- _EXERCISE AIM_: Your task is to copy the listing exactly, with the pictures left out.

------

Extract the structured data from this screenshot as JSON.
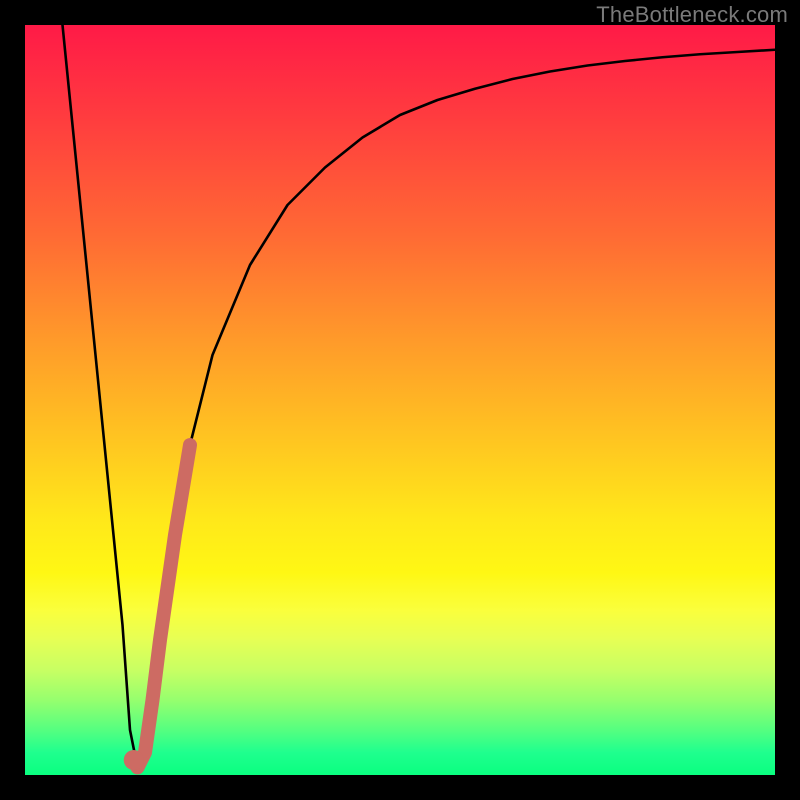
{
  "watermark": "TheBottleneck.com",
  "chart_data": {
    "type": "line",
    "title": "",
    "xlabel": "",
    "ylabel": "",
    "xlim": [
      0,
      100
    ],
    "ylim": [
      0,
      100
    ],
    "series": [
      {
        "name": "bottleneck-curve",
        "x": [
          5,
          7,
          9,
          11,
          13,
          14,
          15,
          16,
          18,
          20,
          22,
          25,
          30,
          35,
          40,
          45,
          50,
          55,
          60,
          65,
          70,
          75,
          80,
          85,
          90,
          95,
          100
        ],
        "y": [
          100,
          80,
          60,
          40,
          20,
          6,
          1,
          3,
          18,
          32,
          44,
          56,
          68,
          76,
          81,
          85,
          88,
          90,
          91.5,
          92.8,
          93.8,
          94.6,
          95.2,
          95.7,
          96.1,
          96.4,
          96.7
        ]
      }
    ],
    "highlight": {
      "name": "highlight-segment",
      "color": "#cd6b63",
      "x": [
        14.5,
        15,
        16,
        17,
        18,
        19,
        20,
        21,
        22
      ],
      "y": [
        2,
        1,
        3,
        10,
        18,
        25,
        32,
        38,
        44
      ]
    }
  }
}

------

- _CORRECT RESULT_:
Extract the structured data from this screenshot as JSON.
{
  "watermark": "TheBottleneck.com",
  "chart_data": {
    "type": "line",
    "title": "",
    "xlabel": "",
    "ylabel": "",
    "xlim": [
      0,
      100
    ],
    "ylim": [
      0,
      100
    ],
    "series": [
      {
        "name": "bottleneck-curve",
        "x": [
          5,
          7,
          9,
          11,
          13,
          14,
          15,
          16,
          18,
          20,
          22,
          25,
          30,
          35,
          40,
          45,
          50,
          55,
          60,
          65,
          70,
          75,
          80,
          85,
          90,
          95,
          100
        ],
        "y": [
          100,
          80,
          60,
          40,
          20,
          6,
          1,
          3,
          18,
          32,
          44,
          56,
          68,
          76,
          81,
          85,
          88,
          90,
          91.5,
          92.8,
          93.8,
          94.6,
          95.2,
          95.7,
          96.1,
          96.4,
          96.7
        ]
      }
    ],
    "highlight": {
      "name": "highlight-segment",
      "color": "#cd6b63",
      "x": [
        14.5,
        15,
        16,
        17,
        18,
        19,
        20,
        21,
        22
      ],
      "y": [
        2,
        1,
        3,
        10,
        18,
        25,
        32,
        38,
        44
      ]
    }
  }
}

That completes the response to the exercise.